**WRITTEN INSTRUCTION 1**
List every benchmark dataset that the AutoGL dataset page gives for semi-supervised node classification.

**TEXT EXTRACT**
>>>>>

|
- .. _dataset:
-
- AutoGL Dataset
- ==============
-
- We import the module of datasets from `CogDL` and `PyTorch Geometric` and add support for datasets from `OGB`. One can refer to the usage of creating and building datasets via the tutorial of `CogDL`_, `PyTorch Geometric`_, and `OGB`_.
-
- .. _CogDL: https://cogdl.readthedocs.io/en/latest/tutorial.html
- .. _PyTorch Geometric: https://pytorch-geometric.readthedocs.io/en/latest/notes/create_dataset.html
- .. _OGB: https://ogb.stanford.edu/docs/dataset_overview/
-
-
- Supporting datasets
- -------------------
- AutoGL now supports the following benchmarks for different tasks:
-
- Semi-supervised node classification: Cora, Citeseer, Pubmed, Amazon Computers\*, Amazon Photo\*, Coauthor CS\*, Coauthor Physics\*, Reddit (\*: using `utils.random_splits_mask_class` for splitting dataset is recommended.).
- For detailed information for supporting datasets, please kindly refer to `PyTorch Geometric Dataset`_.

<<<<<

**WRITTEN INSTRUCTION 2**
Write out the records from their first line up to and including the line with "colorbar-tick-label: 6 (587, 782, 597, 797)".

**DATA SUPPLIED**
>>>>>

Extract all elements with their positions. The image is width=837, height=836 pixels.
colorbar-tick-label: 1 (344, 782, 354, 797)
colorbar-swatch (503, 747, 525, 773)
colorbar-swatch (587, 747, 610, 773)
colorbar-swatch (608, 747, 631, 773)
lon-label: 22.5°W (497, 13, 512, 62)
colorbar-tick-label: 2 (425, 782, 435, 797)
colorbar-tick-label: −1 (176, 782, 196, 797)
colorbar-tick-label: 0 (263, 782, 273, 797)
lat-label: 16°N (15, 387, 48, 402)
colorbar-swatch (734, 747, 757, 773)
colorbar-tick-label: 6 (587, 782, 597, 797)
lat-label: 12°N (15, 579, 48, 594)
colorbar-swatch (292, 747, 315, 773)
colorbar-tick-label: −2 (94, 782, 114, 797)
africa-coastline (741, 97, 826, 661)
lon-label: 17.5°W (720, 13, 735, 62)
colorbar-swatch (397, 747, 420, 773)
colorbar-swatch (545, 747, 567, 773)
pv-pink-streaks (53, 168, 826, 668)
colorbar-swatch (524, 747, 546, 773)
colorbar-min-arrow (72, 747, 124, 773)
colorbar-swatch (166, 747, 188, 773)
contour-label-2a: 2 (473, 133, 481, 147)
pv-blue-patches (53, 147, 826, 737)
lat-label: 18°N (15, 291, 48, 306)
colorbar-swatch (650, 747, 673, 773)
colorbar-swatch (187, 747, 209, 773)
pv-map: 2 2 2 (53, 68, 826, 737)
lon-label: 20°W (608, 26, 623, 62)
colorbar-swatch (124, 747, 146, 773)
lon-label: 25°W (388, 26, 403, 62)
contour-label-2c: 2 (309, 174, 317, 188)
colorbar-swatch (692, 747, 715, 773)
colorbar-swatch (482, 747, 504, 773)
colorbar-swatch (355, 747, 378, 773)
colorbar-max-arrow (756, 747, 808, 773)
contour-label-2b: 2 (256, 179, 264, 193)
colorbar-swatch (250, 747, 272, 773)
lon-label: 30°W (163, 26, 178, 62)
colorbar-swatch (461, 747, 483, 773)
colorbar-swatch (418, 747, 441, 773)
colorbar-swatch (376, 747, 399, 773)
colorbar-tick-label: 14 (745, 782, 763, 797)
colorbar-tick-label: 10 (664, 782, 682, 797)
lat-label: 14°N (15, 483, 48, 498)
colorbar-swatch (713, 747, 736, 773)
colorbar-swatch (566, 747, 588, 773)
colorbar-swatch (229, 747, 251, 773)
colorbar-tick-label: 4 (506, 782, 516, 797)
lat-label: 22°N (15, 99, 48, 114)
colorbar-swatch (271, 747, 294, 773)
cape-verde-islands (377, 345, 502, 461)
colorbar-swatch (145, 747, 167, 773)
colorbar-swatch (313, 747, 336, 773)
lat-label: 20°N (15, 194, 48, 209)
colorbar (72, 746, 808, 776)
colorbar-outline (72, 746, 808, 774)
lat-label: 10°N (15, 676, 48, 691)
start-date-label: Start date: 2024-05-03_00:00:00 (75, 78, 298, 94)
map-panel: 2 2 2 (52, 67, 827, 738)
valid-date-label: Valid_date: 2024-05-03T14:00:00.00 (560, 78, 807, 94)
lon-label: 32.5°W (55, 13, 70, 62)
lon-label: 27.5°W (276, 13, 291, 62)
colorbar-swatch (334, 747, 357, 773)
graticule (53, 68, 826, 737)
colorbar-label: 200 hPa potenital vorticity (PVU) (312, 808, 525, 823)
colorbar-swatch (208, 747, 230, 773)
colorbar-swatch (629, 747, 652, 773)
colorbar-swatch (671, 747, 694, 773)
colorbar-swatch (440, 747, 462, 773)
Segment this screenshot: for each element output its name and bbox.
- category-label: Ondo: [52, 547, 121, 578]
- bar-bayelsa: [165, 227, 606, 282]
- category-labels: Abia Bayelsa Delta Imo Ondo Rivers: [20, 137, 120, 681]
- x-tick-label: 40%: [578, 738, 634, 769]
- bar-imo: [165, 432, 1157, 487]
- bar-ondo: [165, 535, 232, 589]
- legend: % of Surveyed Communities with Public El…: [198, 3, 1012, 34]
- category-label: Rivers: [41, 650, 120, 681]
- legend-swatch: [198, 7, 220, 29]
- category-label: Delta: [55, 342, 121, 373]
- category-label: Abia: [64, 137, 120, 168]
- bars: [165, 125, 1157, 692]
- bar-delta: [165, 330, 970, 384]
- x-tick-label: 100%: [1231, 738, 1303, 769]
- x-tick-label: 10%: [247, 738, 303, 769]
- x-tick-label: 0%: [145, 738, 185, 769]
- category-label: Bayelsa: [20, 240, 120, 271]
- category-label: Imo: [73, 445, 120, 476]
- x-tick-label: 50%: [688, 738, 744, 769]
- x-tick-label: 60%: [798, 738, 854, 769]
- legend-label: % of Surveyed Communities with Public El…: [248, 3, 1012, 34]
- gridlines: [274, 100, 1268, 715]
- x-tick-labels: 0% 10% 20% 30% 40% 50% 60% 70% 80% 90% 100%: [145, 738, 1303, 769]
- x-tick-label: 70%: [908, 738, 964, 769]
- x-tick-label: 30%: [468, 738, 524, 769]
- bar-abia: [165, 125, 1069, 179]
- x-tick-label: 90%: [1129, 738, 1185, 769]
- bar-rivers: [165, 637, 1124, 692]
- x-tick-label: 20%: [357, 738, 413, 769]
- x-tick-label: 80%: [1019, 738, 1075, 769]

<<<<<

**EXPECTED ANSWER 1**
Cora, Citeseer, Pubmed, Amazon Computers, Amazon Photo, Coauthor CS, Coauthor Physics, Reddit

**EXPECTED ANSWER 2**
Extract all elements with their positions. The image is width=837, height=836 pixels.
colorbar-tick-label: 1 (344, 782, 354, 797)
colorbar-swatch (503, 747, 525, 773)
colorbar-swatch (587, 747, 610, 773)
colorbar-swatch (608, 747, 631, 773)
lon-label: 22.5°W (497, 13, 512, 62)
colorbar-tick-label: 2 (425, 782, 435, 797)
colorbar-tick-label: −1 (176, 782, 196, 797)
colorbar-tick-label: 0 (263, 782, 273, 797)
lat-label: 16°N (15, 387, 48, 402)
colorbar-swatch (734, 747, 757, 773)
colorbar-tick-label: 6 (587, 782, 597, 797)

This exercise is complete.